==== Extracted information ====

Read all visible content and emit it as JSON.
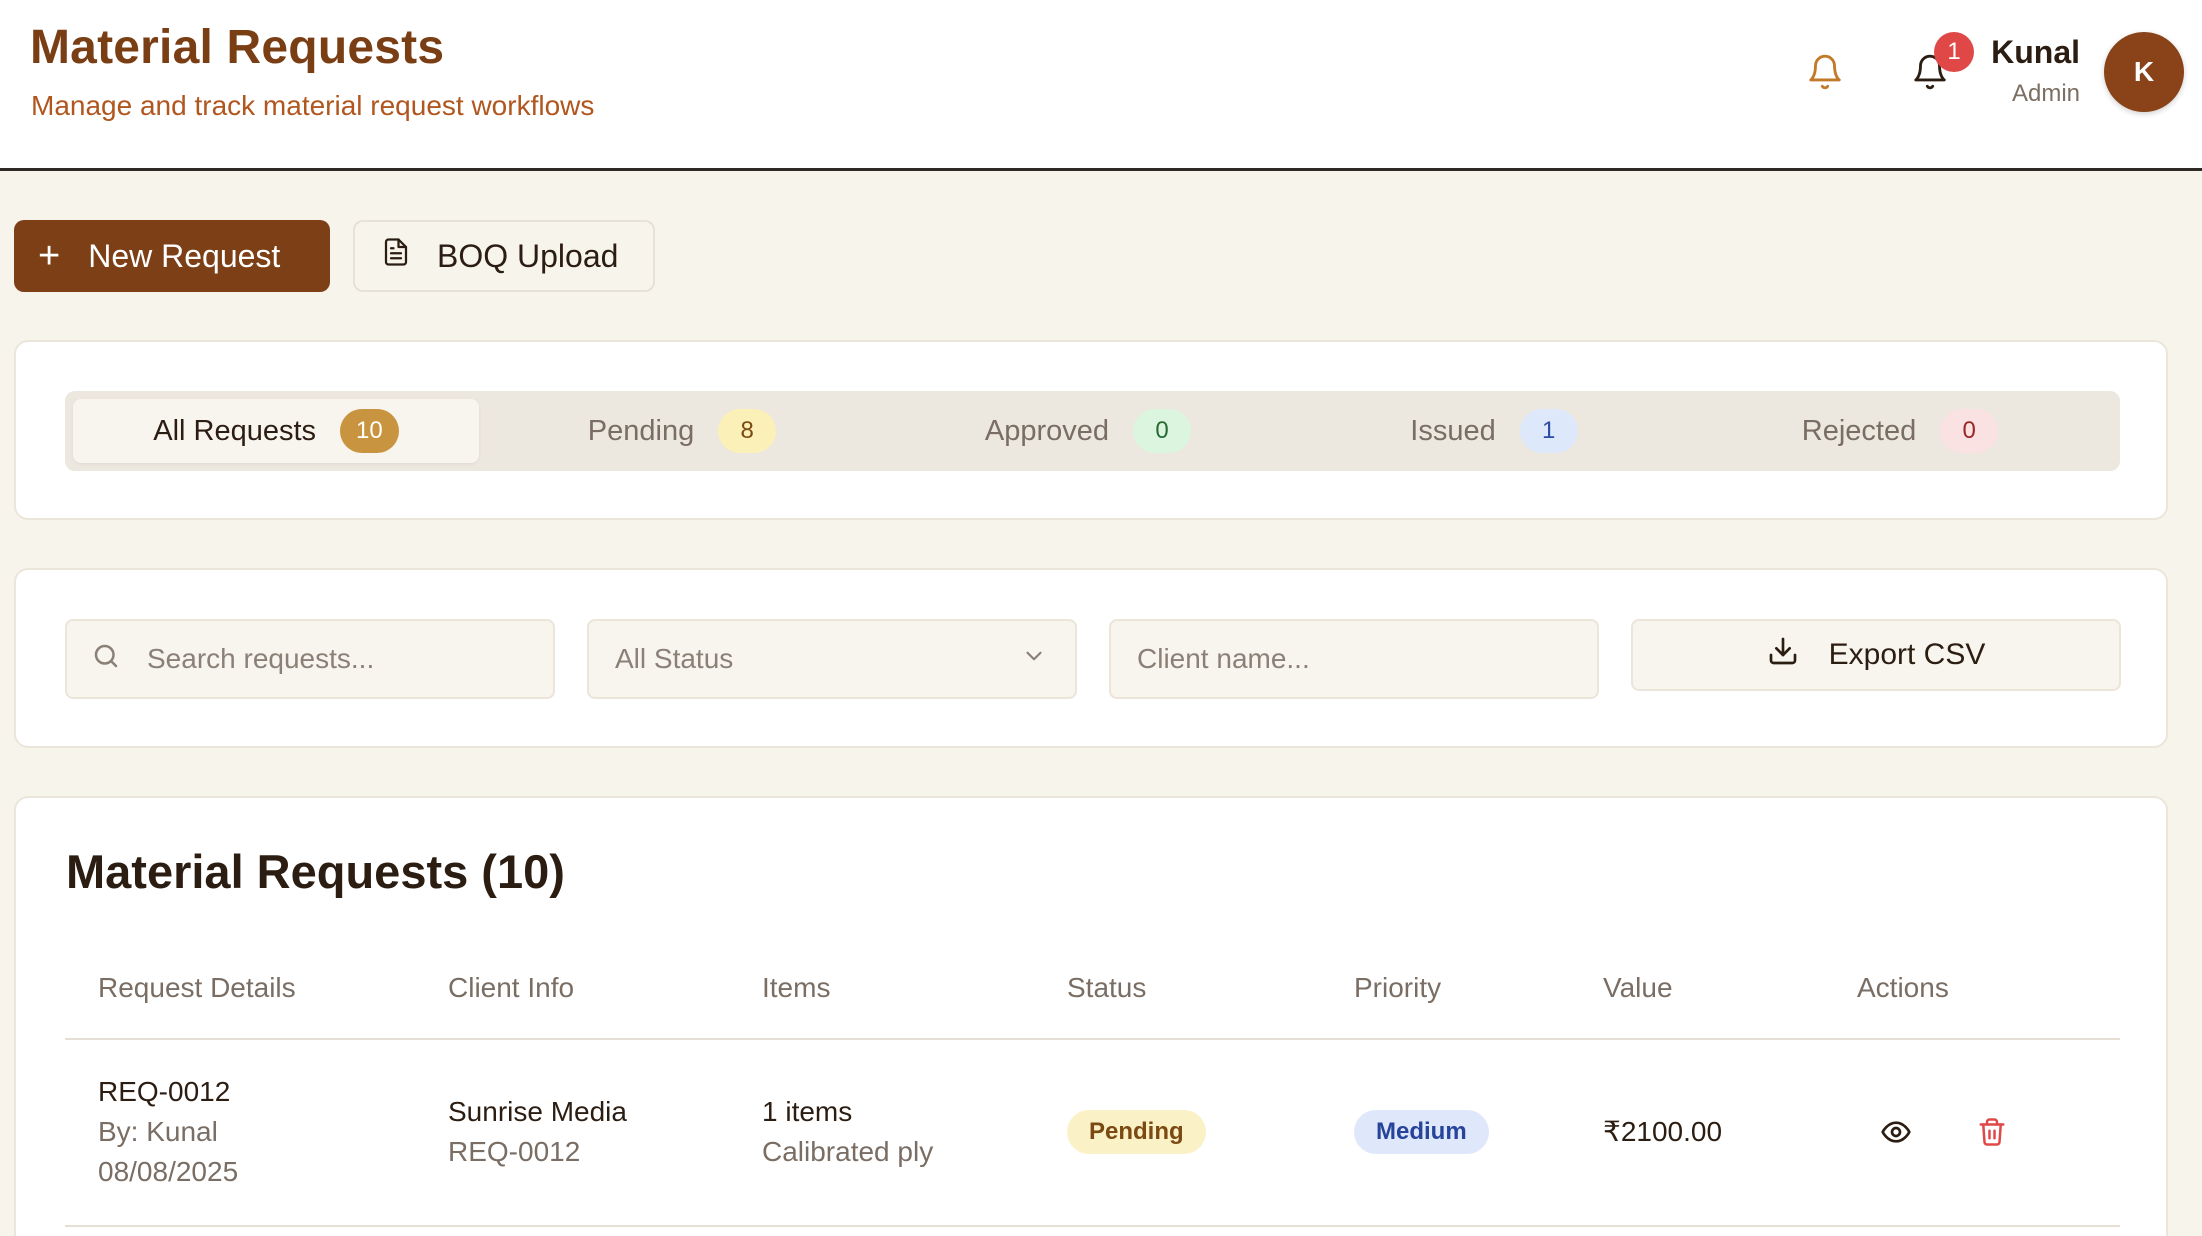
{
  "header": {
    "title": "Material Requests",
    "subtitle": "Manage and track material request workflows",
    "notification_count": "1",
    "user": {
      "name": "Kunal",
      "role": "Admin",
      "initial": "K"
    }
  },
  "actions": {
    "new_request_label": "New Request",
    "boq_upload_label": "BOQ Upload"
  },
  "tabs": [
    {
      "label": "All Requests",
      "count": "10",
      "active": true,
      "badge_bg": "#c9943f",
      "badge_fg": "#ffffff"
    },
    {
      "label": "Pending",
      "count": "8",
      "active": false,
      "badge_bg": "#fbf1b8",
      "badge_fg": "#7a4a12"
    },
    {
      "label": "Approved",
      "count": "0",
      "active": false,
      "badge_bg": "#dcf5df",
      "badge_fg": "#256b33"
    },
    {
      "label": "Issued",
      "count": "1",
      "active": false,
      "badge_bg": "#dde8fb",
      "badge_fg": "#2a4da3"
    },
    {
      "label": "Rejected",
      "count": "0",
      "active": false,
      "badge_bg": "#fbe2e2",
      "badge_fg": "#9b2626"
    }
  ],
  "filters": {
    "search_placeholder": "Search requests...",
    "status_value": "All Status",
    "client_placeholder": "Client name...",
    "export_label": "Export CSV"
  },
  "table": {
    "title": "Material Requests (10)",
    "columns": [
      "Request Details",
      "Client Info",
      "Items",
      "Status",
      "Priority",
      "Value",
      "Actions"
    ],
    "rows": [
      {
        "id": "REQ-0012",
        "by": "By: Kunal",
        "date": "08/08/2025",
        "client_name": "Sunrise Media",
        "client_ref": "REQ-0012",
        "items_count": "1 items",
        "items_desc": "Calibrated ply",
        "status": "Pending",
        "priority": "Medium",
        "value": "₹2100.00"
      }
    ]
  },
  "colors": {
    "brand": "#7c3f16",
    "accent_text": "#b0561e",
    "background": "#f7f4ec",
    "danger": "#e04848"
  },
  "icons": {
    "bell": "bell-icon",
    "plus": "plus-icon",
    "document": "document-icon",
    "search": "search-icon",
    "chevron": "chevron-down-icon",
    "download": "download-icon",
    "view": "eye-icon",
    "delete": "trash-icon"
  }
}
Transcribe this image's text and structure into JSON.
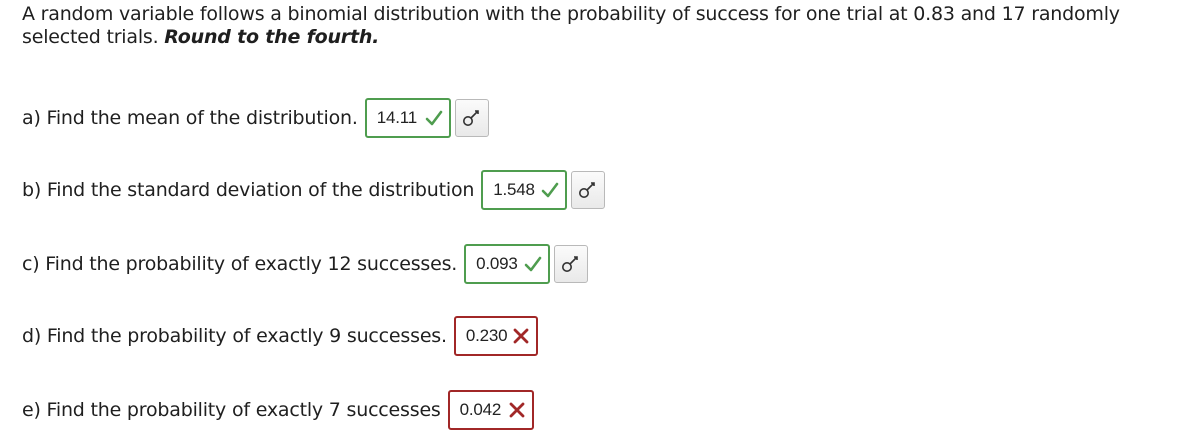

====

§ Problem details
Transcribe each line above verbatim, with the pictures left out.

§ Written response
Read all visible content and emit it as JSON.
{
  "header": {
    "title": "Material Requests",
    "subtitle": "Manage and track material request workflows",
    "notification_count": "1",
    "user": {
      "name": "Kunal",
      "role": "Admin",
      "initial": "K"
    }
  },
  "actions": {
    "new_request_label": "New Request",
    "boq_upload_label": "BOQ Upload"
  },
  "tabs": [
    {
      "label": "All Requests",
      "count": "10",
      "active": true,
      "badge_bg": "#c9943f",
      "badge_fg": "#ffffff"
    },
    {
      "label": "Pending",
      "count": "8",
      "active": false,
      "badge_bg": "#fbf1b8",
      "badge_fg": "#7a4a12"
    },
    {
      "label": "Approved",
      "count": "0",
      "active": false,
      "badge_bg": "#dcf5df",
      "badge_fg": "#256b33"
    },
    {
      "label": "Issued",
      "count": "1",
      "active": false,
      "badge_bg": "#dde8fb",
      "badge_fg": "#2a4da3"
    },
    {
      "label": "Rejected",
      "count": "0",
      "active": false,
      "badge_bg": "#fbe2e2",
      "badge_fg": "#9b2626"
    }
  ],
  "filters": {
    "search_placeholder": "Search requests...",
    "status_value": "All Status",
    "client_placeholder": "Client name...",
    "export_label": "Export CSV"
  },
  "table": {
    "title": "Material Requests (10)",
    "columns": [
      "Request Details",
      "Client Info",
      "Items",
      "Status",
      "Priority",
      "Value",
      "Actions"
    ],
    "rows": [
      {
        "id": "REQ-0012",
        "by": "By: Kunal",
        "date": "08/08/2025",
        "client_name": "Sunrise Media",
        "client_ref": "REQ-0012",
        "items_count": "1 items",
        "items_desc": "Calibrated ply",
        "status": "Pending",
        "priority": "Medium",
        "value": "₹2100.00"
      }
    ]
  },
  "colors": {
    "brand": "#7c3f16",
    "accent_text": "#b0561e",
    "background": "#f7f4ec",
    "danger": "#e04848"
  },
  "icons": {
    "bell": "bell-icon",
    "plus": "plus-icon",
    "document": "document-icon",
    "search": "search-icon",
    "chevron": "chevron-down-icon",
    "download": "download-icon",
    "view": "eye-icon",
    "delete": "trash-icon"
  }
}
Transcribe this image's text and structure into JSON.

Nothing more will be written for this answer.